Start of Raw data

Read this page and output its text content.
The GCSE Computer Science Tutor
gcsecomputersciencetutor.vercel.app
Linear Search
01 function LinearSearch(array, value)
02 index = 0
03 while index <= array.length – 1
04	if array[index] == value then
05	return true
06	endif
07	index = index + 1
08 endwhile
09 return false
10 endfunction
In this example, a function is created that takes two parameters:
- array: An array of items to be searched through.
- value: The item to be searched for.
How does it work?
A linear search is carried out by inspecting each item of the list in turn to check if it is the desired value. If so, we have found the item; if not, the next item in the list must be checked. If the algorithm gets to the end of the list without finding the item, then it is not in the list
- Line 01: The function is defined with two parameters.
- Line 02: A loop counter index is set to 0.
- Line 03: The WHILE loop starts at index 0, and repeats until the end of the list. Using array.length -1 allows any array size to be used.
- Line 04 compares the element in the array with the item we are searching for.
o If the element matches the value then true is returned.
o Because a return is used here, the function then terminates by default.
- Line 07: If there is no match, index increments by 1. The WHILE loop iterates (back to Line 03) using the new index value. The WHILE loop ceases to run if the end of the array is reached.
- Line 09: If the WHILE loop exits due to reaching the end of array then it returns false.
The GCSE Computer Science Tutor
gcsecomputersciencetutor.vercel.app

End of Raw data

The exercise: Give back only a number, the number of lines where the string "list" occurs.

Output below: 2